| Required work |
Give back the whole listing exactly as shown.

| Records for the task |
+ + + +

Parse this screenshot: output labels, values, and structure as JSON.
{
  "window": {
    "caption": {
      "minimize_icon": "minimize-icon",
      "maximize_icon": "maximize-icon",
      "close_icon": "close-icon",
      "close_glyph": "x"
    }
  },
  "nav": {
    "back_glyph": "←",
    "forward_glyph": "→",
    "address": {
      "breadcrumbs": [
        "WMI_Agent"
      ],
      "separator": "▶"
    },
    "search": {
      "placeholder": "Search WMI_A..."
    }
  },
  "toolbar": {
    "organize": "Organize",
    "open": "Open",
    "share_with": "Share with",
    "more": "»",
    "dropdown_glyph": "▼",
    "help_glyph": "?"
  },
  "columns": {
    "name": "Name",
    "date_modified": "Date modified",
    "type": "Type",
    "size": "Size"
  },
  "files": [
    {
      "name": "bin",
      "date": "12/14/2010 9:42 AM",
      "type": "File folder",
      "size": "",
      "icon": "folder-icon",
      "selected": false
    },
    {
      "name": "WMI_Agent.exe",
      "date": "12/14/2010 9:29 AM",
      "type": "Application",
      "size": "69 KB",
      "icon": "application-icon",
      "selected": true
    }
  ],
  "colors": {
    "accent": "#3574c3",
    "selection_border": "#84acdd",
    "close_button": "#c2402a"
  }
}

+ + + +

| Written solution |
Parse this screenshot: output labels, values, and structure as JSON.
{
  "window": {
    "caption": {
      "minimize_icon": "minimize-icon",
      "maximize_icon": "maximize-icon",
      "close_icon": "close-icon",
      "close_glyph": "x"
    }
  },
  "nav": {
    "back_glyph": "←",
    "forward_glyph": "→",
    "address": {
      "breadcrumbs": [
        "WMI_Agent"
      ],
      "separator": "▶"
    },
    "search": {
      "placeholder": "Search WMI_A..."
    }
  },
  "toolbar": {
    "organize": "Organize",
    "open": "Open",
    "share_with": "Share with",
    "more": "»",
    "dropdown_glyph": "▼",
    "help_glyph": "?"
  },
  "columns": {
    "name": "Name",
    "date_modified": "Date modified",
    "type": "Type",
    "size": "Size"
  },
  "files": [
    {
      "name": "bin",
      "date": "12/14/2010 9:42 AM",
      "type": "File folder",
      "size": "",
      "icon": "folder-icon",
      "selected": false
    },
    {
      "name": "WMI_Agent.exe",
      "date": "12/14/2010 9:29 AM",
      "type": "Application",
      "size": "69 KB",
      "icon": "application-icon",
      "selected": true
    }
  ],
  "colors": {
    "accent": "#3574c3",
    "selection_border": "#84acdd",
    "close_button": "#c2402a"
  }
}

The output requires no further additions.